Task instructions: Repeat all the records exactly, omitting pictures.

________________

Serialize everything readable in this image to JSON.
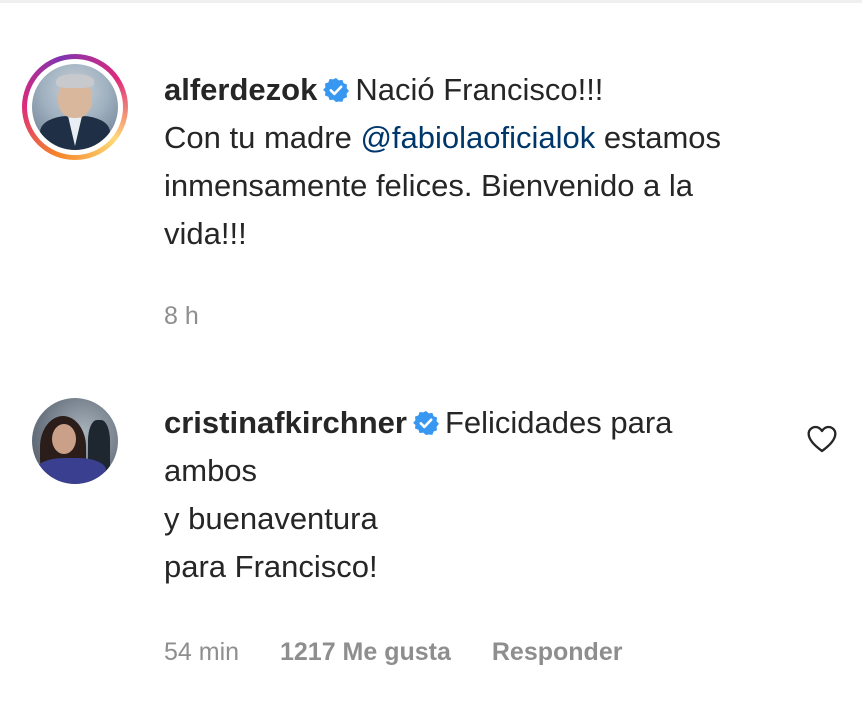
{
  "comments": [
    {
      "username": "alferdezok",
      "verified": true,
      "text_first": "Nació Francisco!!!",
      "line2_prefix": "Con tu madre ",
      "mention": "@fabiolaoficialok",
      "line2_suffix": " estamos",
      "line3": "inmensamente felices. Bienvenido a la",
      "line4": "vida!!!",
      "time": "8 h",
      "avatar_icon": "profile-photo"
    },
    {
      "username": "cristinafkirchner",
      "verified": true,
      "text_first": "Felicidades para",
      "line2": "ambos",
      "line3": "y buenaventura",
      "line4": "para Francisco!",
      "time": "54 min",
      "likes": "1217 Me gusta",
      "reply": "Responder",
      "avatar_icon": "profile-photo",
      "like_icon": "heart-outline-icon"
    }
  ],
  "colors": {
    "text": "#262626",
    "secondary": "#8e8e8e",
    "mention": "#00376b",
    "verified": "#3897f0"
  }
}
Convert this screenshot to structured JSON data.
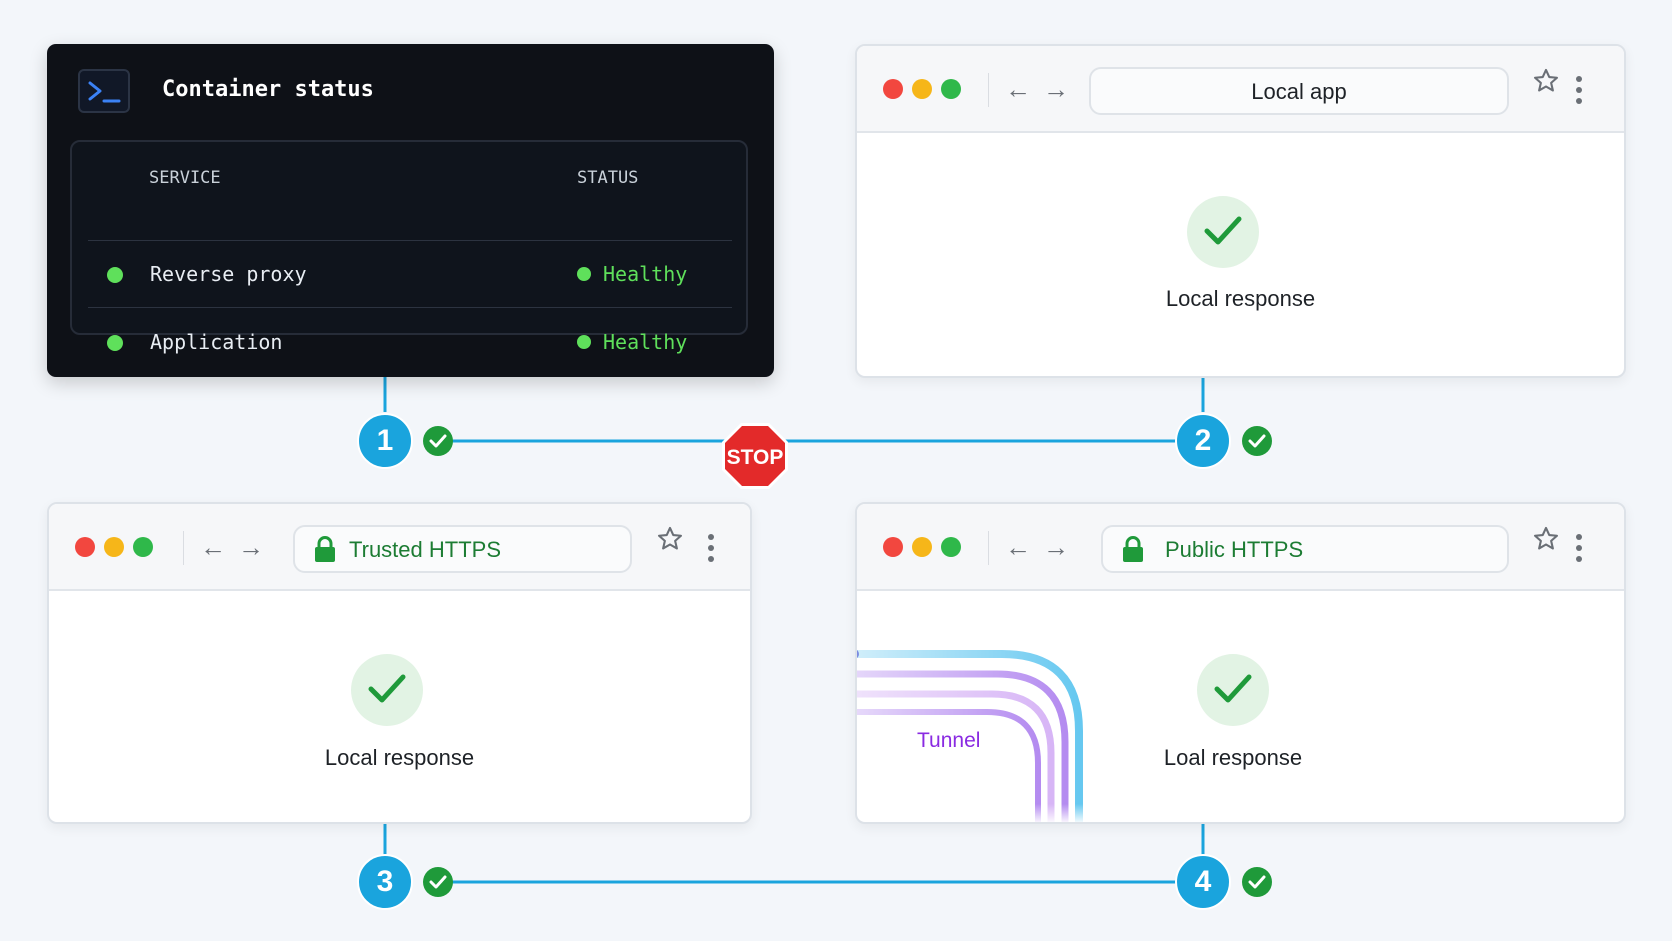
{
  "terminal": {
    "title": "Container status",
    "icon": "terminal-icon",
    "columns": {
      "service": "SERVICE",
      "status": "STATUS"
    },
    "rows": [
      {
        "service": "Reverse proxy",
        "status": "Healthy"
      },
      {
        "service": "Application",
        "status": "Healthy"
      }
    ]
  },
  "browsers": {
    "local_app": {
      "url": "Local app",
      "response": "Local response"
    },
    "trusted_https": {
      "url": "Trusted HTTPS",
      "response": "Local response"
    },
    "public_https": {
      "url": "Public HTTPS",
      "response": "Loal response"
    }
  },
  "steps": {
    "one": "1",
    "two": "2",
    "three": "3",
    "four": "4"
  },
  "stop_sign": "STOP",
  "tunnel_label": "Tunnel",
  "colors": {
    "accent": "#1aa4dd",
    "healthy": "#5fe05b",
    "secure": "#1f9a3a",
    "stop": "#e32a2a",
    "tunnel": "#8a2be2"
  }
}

________________

Answer to the exercise:
Serialize everything readable in this image to JSON.
{
  "comments": [
    {
      "username": "alferdezok",
      "verified": true,
      "text_first": "Nació Francisco!!!",
      "line2_prefix": "Con tu madre ",
      "mention": "@fabiolaoficialok",
      "line2_suffix": " estamos",
      "line3": "inmensamente felices. Bienvenido a la",
      "line4": "vida!!!",
      "time": "8 h",
      "avatar_icon": "profile-photo"
    },
    {
      "username": "cristinafkirchner",
      "verified": true,
      "text_first": "Felicidades para",
      "line2": "ambos",
      "line3": "y buenaventura",
      "line4": "para Francisco!",
      "time": "54 min",
      "likes": "1217 Me gusta",
      "reply": "Responder",
      "avatar_icon": "profile-photo",
      "like_icon": "heart-outline-icon"
    }
  ],
  "colors": {
    "text": "#262626",
    "secondary": "#8e8e8e",
    "mention": "#00376b",
    "verified": "#3897f0"
  }
}
Convert this screenshot to structured JSON data.
{
  "terminal": {
    "title": "Container status",
    "icon": "terminal-icon",
    "columns": {
      "service": "SERVICE",
      "status": "STATUS"
    },
    "rows": [
      {
        "service": "Reverse proxy",
        "status": "Healthy"
      },
      {
        "service": "Application",
        "status": "Healthy"
      }
    ]
  },
  "browsers": {
    "local_app": {
      "url": "Local app",
      "response": "Local response"
    },
    "trusted_https": {
      "url": "Trusted HTTPS",
      "response": "Local response"
    },
    "public_https": {
      "url": "Public HTTPS",
      "response": "Loal response"
    }
  },
  "steps": {
    "one": "1",
    "two": "2",
    "three": "3",
    "four": "4"
  },
  "stop_sign": "STOP",
  "tunnel_label": "Tunnel",
  "colors": {
    "accent": "#1aa4dd",
    "healthy": "#5fe05b",
    "secure": "#1f9a3a",
    "stop": "#e32a2a",
    "tunnel": "#8a2be2"
  }
}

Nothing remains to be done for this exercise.